■ Exercise prompt
All of the records must be repeated exactly as they read.

Records of document pages
···
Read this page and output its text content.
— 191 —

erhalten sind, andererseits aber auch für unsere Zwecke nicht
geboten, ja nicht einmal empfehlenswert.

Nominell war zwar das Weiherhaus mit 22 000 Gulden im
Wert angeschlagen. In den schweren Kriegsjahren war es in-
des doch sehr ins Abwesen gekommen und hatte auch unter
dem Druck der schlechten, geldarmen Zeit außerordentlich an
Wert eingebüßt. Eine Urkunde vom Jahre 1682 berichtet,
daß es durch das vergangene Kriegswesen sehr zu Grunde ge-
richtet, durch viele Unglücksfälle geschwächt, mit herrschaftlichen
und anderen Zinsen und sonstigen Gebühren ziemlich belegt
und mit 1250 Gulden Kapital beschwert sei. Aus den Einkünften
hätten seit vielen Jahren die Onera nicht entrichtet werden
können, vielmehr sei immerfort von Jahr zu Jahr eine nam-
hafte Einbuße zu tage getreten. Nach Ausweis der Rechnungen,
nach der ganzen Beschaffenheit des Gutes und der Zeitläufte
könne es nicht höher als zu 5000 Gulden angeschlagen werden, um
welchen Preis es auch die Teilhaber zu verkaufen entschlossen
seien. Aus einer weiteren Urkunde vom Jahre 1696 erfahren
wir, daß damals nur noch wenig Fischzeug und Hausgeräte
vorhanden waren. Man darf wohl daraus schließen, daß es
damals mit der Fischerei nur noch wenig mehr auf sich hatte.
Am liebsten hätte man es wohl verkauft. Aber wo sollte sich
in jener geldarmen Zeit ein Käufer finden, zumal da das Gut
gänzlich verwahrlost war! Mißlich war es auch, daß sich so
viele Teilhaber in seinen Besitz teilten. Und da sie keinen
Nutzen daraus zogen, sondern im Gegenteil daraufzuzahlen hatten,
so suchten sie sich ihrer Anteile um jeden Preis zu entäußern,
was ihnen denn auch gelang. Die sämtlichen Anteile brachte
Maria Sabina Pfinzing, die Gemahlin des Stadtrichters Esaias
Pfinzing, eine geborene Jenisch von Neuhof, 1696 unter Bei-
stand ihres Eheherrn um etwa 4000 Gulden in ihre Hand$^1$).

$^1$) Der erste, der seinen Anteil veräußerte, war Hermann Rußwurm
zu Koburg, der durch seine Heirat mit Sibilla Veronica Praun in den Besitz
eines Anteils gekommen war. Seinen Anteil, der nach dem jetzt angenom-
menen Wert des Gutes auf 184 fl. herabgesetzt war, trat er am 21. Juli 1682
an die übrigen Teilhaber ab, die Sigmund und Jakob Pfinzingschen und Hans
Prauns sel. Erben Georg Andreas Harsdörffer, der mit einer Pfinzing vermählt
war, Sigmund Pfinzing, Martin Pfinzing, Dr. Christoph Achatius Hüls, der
···
■ Expected answer
Read this page and output its text content.
— 191 —

erhalten sind, andererseits aber auch für unsere Zwecke nicht
geboten, ja nicht einmal empfehlenswert.

Nominell war zwar das Weiherhaus mit 22 000 Gulden im
Wert angeschlagen. In den schweren Kriegsjahren war es in-
des doch sehr ins Abwesen gekommen und hatte auch unter
dem Druck der schlechten, geldarmen Zeit außerordentlich an
Wert eingebüßt. Eine Urkunde vom Jahre 1682 berichtet,
daß es durch das vergangene Kriegswesen sehr zu Grunde ge-
richtet, durch viele Unglücksfälle geschwächt, mit herrschaftlichen
und anderen Zinsen und sonstigen Gebühren ziemlich belegt
und mit 1250 Gulden Kapital beschwert sei. Aus den Einkünften
hätten seit vielen Jahren die Onera nicht entrichtet werden
können, vielmehr sei immerfort von Jahr zu Jahr eine nam-
hafte Einbuße zu tage getreten. Nach Ausweis der Rechnungen,
nach der ganzen Beschaffenheit des Gutes und der Zeitläufte
könne es nicht höher als zu 5000 Gulden angeschlagen werden, um
welchen Preis es auch die Teilhaber zu verkaufen entschlossen
seien. Aus einer weiteren Urkunde vom Jahre 1696 erfahren
wir, daß damals nur noch wenig Fischzeug und Hausgeräte
vorhanden waren. Man darf wohl daraus schließen, daß es
damals mit der Fischerei nur noch wenig mehr auf sich hatte.
Am liebsten hätte man es wohl verkauft. Aber wo sollte sich
in jener geldarmen Zeit ein Käufer finden, zumal da das Gut
gänzlich verwahrlost war! Mißlich war es auch, daß sich so
viele Teilhaber in seinen Besitz teilten. Und da sie keinen
Nutzen daraus zogen, sondern im Gegenteil daraufzuzahlen hatten,
so suchten sie sich ihrer Anteile um jeden Preis zu entäußern,
was ihnen denn auch gelang. Die sämtlichen Anteile brachte
Maria Sabina Pfinzing, die Gemahlin des Stadtrichters Esaias
Pfinzing, eine geborene Jenisch von Neuhof, 1696 unter Bei-
stand ihres Eheherrn um etwa 4000 Gulden in ihre Hand$^1$).

$^1$) Der erste, der seinen Anteil veräußerte, war Hermann Rußwurm
zu Koburg, der durch seine Heirat mit Sibilla Veronica Praun in den Besitz
eines Anteils gekommen war. Seinen Anteil, der nach dem jetzt angenom-
menen Wert des Gutes auf 184 fl. herabgesetzt war, trat er am 21. Juli 1682
an die übrigen Teilhaber ab, die Sigmund und Jakob Pfinzingschen und Hans
Prauns sel. Erben Georg Andreas Harsdörffer, der mit einer Pfinzing vermählt
war, Sigmund Pfinzing, Martin Pfinzing, Dr. Christoph Achatius Hüls, der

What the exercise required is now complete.